**Exercise aim:** Determine which lines contain the word "водоснабжения", then copy those lines.

[Dataset items]
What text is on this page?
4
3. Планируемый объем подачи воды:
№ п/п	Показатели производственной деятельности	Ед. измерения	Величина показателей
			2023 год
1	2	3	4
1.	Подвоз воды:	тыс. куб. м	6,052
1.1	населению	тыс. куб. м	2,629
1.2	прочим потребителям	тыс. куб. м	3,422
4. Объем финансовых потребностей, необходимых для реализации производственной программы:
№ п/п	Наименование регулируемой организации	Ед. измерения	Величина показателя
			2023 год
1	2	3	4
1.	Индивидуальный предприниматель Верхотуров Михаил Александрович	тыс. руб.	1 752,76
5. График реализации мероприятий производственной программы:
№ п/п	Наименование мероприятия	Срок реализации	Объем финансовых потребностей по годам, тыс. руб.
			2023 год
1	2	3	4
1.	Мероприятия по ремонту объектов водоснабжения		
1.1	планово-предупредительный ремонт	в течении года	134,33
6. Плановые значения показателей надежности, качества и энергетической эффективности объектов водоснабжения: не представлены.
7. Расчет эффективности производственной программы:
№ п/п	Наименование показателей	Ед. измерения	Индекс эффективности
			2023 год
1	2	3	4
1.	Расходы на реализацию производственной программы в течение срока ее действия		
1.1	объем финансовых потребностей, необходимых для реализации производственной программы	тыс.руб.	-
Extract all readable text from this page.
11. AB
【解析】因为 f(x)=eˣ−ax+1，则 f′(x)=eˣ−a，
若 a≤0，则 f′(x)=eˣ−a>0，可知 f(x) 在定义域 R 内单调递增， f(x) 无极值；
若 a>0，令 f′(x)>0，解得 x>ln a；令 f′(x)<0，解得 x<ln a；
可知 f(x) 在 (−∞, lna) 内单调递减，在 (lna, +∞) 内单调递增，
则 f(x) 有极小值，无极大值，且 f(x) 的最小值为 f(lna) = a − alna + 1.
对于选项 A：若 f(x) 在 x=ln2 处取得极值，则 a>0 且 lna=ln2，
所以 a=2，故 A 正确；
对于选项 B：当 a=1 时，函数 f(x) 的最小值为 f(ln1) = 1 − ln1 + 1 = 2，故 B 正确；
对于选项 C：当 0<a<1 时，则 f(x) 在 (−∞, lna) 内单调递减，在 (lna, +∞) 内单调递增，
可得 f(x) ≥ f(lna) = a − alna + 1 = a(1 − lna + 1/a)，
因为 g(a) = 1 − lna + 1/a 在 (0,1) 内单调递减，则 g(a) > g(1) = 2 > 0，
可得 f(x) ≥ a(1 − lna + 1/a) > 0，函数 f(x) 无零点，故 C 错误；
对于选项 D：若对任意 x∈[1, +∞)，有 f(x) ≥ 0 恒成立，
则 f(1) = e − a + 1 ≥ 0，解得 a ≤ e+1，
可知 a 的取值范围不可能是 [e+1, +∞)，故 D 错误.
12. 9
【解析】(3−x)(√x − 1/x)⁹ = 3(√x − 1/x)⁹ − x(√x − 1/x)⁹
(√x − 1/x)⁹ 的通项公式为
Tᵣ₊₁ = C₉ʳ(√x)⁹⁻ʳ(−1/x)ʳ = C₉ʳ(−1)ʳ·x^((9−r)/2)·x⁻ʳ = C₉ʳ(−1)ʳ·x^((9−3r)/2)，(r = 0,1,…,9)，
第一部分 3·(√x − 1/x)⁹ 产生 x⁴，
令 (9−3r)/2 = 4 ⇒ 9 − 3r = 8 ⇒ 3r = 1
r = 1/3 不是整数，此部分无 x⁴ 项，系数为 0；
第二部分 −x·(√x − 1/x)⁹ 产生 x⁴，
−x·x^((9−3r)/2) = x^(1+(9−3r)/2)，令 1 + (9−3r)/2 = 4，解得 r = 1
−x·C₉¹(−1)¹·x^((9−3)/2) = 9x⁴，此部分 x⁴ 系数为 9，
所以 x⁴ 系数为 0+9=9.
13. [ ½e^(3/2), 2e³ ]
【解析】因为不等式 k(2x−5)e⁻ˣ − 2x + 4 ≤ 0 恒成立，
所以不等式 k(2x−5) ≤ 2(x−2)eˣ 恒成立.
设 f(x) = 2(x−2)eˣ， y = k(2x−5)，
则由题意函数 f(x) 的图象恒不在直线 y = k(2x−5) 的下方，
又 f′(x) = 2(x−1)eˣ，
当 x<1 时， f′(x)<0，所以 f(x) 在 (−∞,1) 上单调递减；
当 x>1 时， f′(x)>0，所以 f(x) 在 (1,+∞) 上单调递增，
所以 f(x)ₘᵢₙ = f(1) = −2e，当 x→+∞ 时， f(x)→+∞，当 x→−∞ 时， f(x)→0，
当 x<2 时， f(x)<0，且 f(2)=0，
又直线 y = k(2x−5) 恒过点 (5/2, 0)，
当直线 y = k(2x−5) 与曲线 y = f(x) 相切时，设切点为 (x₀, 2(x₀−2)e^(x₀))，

**Reply to the exercise:**
1.	Мероприятия по ремонту объектов водоснабжения		
6. Плановые значения показателей надежности, качества и энергетической эффективности объектов водоснабжения: не представлены.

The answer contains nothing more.